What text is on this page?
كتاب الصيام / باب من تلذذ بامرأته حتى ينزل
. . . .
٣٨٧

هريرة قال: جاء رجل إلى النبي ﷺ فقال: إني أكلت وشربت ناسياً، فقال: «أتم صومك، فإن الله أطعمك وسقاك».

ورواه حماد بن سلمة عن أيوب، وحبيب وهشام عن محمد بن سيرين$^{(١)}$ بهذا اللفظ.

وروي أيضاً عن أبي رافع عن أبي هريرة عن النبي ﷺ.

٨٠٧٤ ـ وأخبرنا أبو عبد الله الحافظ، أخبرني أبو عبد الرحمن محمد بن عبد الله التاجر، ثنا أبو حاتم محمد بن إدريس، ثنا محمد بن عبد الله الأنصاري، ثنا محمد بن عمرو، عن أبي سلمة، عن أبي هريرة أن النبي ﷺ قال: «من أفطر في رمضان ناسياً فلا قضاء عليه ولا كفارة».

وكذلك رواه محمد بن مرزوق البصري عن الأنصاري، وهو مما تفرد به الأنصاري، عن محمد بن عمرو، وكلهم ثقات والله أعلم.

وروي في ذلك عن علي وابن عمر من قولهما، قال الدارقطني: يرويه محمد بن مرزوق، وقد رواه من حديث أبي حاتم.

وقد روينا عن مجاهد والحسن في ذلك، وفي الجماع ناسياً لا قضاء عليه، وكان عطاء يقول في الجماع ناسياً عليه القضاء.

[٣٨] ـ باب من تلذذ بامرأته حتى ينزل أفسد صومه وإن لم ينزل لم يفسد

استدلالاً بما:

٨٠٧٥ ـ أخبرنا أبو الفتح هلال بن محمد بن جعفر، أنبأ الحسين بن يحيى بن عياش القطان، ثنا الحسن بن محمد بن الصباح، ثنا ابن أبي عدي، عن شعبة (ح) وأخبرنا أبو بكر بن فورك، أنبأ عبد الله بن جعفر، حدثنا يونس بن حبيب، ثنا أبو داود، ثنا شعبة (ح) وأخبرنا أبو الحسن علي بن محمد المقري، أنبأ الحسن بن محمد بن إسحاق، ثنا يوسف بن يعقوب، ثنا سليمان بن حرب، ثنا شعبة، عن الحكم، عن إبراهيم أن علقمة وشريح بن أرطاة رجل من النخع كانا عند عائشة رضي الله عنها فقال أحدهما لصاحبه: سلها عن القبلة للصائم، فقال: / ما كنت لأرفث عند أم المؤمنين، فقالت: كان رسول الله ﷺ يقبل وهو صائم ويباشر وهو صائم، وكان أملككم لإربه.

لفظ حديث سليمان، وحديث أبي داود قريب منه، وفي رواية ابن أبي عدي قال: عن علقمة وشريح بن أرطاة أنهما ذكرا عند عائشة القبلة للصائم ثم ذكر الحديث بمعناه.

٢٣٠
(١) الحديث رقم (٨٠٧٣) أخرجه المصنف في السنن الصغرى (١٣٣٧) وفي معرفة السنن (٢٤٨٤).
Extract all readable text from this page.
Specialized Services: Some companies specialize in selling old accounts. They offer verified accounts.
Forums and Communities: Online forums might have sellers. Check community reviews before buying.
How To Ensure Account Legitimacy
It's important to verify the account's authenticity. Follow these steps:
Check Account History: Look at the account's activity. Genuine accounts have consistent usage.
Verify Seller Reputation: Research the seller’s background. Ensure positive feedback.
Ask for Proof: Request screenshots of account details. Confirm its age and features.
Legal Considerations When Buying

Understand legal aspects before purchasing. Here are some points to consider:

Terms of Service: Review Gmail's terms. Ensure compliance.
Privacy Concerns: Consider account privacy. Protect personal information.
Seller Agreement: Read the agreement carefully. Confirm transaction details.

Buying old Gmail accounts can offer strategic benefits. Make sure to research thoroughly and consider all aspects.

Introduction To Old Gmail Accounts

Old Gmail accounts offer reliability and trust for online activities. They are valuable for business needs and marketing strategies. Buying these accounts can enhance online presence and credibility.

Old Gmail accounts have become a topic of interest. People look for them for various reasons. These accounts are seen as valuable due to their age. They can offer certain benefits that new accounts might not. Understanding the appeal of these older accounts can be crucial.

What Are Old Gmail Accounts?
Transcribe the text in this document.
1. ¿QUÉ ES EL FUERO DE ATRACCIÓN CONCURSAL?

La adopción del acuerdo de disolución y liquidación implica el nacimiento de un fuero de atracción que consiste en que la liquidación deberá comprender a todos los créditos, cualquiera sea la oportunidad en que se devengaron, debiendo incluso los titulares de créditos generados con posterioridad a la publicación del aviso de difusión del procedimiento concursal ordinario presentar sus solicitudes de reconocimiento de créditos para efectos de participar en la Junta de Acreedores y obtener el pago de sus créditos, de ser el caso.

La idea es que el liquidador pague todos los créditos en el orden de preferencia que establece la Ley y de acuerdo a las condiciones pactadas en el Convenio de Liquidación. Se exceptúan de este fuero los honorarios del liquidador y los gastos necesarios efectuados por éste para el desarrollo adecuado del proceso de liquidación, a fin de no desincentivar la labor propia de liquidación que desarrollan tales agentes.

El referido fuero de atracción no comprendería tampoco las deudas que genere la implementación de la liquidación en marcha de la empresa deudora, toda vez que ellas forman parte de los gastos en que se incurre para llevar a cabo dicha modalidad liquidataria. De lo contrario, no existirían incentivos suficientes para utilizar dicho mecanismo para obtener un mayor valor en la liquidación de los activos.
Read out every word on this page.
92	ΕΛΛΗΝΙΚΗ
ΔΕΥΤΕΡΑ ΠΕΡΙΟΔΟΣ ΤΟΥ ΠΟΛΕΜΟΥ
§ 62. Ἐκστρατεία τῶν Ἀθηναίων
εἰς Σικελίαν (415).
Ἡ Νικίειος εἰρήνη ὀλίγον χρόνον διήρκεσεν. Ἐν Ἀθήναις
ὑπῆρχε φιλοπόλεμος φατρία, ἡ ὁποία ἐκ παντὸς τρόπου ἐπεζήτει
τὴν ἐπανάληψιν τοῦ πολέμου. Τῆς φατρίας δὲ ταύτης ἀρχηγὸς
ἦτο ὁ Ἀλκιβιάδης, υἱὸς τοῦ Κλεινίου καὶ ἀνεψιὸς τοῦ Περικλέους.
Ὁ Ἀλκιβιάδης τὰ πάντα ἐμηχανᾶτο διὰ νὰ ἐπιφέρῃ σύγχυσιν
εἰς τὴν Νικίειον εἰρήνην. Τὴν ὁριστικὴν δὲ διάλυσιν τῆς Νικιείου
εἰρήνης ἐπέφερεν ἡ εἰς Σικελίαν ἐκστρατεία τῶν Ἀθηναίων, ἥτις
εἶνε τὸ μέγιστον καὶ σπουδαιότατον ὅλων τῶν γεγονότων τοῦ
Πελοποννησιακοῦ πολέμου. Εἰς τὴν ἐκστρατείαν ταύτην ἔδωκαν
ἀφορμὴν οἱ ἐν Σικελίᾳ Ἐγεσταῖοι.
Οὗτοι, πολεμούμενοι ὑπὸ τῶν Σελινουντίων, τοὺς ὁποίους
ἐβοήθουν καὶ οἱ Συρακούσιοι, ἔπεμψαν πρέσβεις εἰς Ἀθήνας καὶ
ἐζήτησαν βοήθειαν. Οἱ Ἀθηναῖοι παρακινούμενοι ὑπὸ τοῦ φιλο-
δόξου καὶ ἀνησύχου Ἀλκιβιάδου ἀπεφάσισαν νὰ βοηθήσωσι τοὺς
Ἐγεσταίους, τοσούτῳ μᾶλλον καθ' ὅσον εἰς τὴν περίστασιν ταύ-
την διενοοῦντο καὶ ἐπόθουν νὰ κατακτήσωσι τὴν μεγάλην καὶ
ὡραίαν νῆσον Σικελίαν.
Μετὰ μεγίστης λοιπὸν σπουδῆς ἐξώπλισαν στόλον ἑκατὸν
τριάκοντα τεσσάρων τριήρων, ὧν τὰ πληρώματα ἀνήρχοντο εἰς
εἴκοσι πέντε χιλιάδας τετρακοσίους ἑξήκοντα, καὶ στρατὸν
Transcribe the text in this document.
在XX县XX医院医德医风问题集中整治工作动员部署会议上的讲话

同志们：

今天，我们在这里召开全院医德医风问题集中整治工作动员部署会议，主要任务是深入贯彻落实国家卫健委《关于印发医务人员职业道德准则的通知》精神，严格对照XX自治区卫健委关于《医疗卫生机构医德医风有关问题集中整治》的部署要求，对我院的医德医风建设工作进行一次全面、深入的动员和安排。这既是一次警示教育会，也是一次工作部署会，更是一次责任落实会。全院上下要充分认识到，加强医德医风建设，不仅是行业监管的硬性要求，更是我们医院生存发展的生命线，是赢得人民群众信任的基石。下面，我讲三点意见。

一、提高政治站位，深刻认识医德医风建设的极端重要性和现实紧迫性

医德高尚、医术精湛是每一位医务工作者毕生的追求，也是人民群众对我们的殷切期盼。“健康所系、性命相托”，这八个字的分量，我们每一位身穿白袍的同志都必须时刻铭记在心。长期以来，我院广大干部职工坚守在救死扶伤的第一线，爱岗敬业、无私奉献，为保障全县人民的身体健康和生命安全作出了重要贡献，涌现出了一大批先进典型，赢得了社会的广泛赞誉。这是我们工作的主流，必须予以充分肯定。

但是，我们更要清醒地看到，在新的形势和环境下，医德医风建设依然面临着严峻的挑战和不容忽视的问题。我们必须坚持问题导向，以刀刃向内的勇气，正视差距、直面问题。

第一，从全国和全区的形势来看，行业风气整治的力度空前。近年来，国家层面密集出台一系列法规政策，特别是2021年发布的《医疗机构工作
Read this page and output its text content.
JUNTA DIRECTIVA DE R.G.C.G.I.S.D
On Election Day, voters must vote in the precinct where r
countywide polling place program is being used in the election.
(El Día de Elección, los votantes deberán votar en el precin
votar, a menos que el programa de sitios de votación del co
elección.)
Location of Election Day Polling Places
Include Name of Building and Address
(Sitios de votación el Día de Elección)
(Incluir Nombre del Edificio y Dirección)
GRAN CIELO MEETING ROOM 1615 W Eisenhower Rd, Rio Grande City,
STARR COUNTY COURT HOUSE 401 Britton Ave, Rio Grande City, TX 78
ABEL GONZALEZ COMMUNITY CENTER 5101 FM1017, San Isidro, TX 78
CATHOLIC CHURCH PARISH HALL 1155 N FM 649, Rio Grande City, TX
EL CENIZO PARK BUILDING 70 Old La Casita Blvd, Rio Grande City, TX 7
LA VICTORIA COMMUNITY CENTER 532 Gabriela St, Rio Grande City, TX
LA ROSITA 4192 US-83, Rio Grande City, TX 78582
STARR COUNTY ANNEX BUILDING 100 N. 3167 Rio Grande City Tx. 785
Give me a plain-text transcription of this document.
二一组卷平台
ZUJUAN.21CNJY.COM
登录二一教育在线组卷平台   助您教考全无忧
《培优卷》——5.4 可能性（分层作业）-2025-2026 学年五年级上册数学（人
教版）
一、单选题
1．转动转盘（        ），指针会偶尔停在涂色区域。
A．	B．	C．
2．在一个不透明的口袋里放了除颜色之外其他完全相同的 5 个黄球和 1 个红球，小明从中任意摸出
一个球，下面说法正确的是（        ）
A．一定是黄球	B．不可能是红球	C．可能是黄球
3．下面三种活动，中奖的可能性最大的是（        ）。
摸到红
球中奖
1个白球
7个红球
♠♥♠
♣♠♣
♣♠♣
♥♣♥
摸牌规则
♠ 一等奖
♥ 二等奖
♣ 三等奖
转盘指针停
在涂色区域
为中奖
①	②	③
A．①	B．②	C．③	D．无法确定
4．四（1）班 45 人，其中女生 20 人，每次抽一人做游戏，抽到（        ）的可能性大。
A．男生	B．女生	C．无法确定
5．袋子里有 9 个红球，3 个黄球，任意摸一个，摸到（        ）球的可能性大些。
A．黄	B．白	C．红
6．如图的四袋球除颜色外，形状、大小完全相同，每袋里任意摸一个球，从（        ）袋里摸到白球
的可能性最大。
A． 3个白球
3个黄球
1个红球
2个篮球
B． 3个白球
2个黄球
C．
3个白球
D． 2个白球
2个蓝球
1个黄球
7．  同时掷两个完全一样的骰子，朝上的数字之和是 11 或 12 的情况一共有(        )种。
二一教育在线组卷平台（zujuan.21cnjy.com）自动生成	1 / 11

**Required task:** Search the entries for the string "aspects" and collect each line that has it.

**Solution for this problem:**
Understand legal aspects before purchasing. Here are some points to consider:
Buying old Gmail accounts can offer strategic benefits. Make sure to research thoroughly and consider all aspects.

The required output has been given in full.